Start of The data

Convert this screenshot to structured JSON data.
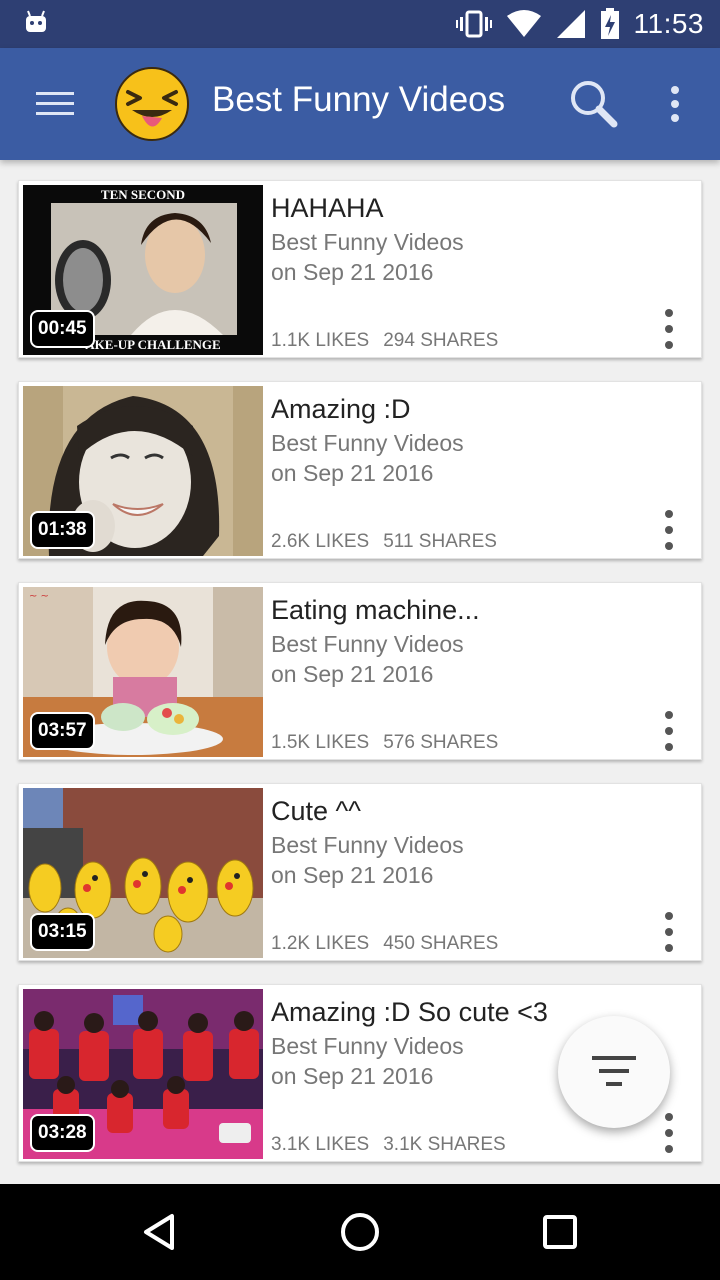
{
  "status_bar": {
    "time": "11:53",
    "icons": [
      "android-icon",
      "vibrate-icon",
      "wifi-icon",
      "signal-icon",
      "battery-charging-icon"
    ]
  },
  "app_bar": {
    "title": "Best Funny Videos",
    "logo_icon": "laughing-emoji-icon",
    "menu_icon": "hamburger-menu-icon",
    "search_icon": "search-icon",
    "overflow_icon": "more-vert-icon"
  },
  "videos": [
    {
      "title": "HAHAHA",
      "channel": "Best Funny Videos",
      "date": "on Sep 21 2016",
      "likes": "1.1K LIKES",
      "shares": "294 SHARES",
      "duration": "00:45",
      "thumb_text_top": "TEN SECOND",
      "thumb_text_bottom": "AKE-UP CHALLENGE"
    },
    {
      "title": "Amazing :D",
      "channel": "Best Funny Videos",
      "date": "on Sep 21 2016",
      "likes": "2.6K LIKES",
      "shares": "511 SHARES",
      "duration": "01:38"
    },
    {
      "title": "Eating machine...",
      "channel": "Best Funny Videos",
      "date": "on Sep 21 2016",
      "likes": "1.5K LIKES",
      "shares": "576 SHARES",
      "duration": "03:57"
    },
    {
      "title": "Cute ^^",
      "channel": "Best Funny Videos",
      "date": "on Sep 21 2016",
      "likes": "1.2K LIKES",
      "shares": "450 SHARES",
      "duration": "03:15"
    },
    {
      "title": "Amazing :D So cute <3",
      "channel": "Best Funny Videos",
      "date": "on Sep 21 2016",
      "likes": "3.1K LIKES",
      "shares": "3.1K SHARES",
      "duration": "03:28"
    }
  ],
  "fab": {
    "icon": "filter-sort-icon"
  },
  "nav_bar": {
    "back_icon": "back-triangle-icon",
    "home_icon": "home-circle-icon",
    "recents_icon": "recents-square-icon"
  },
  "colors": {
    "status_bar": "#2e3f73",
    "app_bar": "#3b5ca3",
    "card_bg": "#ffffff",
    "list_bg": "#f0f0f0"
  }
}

End of The data

• **Problem statement**: What you return should match the records above word for word, minus the pictures.

• **Final result**:
Convert this screenshot to structured JSON data.
{
  "status_bar": {
    "time": "11:53",
    "icons": [
      "android-icon",
      "vibrate-icon",
      "wifi-icon",
      "signal-icon",
      "battery-charging-icon"
    ]
  },
  "app_bar": {
    "title": "Best Funny Videos",
    "logo_icon": "laughing-emoji-icon",
    "menu_icon": "hamburger-menu-icon",
    "search_icon": "search-icon",
    "overflow_icon": "more-vert-icon"
  },
  "videos": [
    {
      "title": "HAHAHA",
      "channel": "Best Funny Videos",
      "date": "on Sep 21 2016",
      "likes": "1.1K LIKES",
      "shares": "294 SHARES",
      "duration": "00:45",
      "thumb_text_top": "TEN SECOND",
      "thumb_text_bottom": "AKE-UP CHALLENGE"
    },
    {
      "title": "Amazing :D",
      "channel": "Best Funny Videos",
      "date": "on Sep 21 2016",
      "likes": "2.6K LIKES",
      "shares": "511 SHARES",
      "duration": "01:38"
    },
    {
      "title": "Eating machine...",
      "channel": "Best Funny Videos",
      "date": "on Sep 21 2016",
      "likes": "1.5K LIKES",
      "shares": "576 SHARES",
      "duration": "03:57"
    },
    {
      "title": "Cute ^^",
      "channel": "Best Funny Videos",
      "date": "on Sep 21 2016",
      "likes": "1.2K LIKES",
      "shares": "450 SHARES",
      "duration": "03:15"
    },
    {
      "title": "Amazing :D So cute <3",
      "channel": "Best Funny Videos",
      "date": "on Sep 21 2016",
      "likes": "3.1K LIKES",
      "shares": "3.1K SHARES",
      "duration": "03:28"
    }
  ],
  "fab": {
    "icon": "filter-sort-icon"
  },
  "nav_bar": {
    "back_icon": "back-triangle-icon",
    "home_icon": "home-circle-icon",
    "recents_icon": "recents-square-icon"
  },
  "colors": {
    "status_bar": "#2e3f73",
    "app_bar": "#3b5ca3",
    "card_bg": "#ffffff",
    "list_bg": "#f0f0f0"
  }
}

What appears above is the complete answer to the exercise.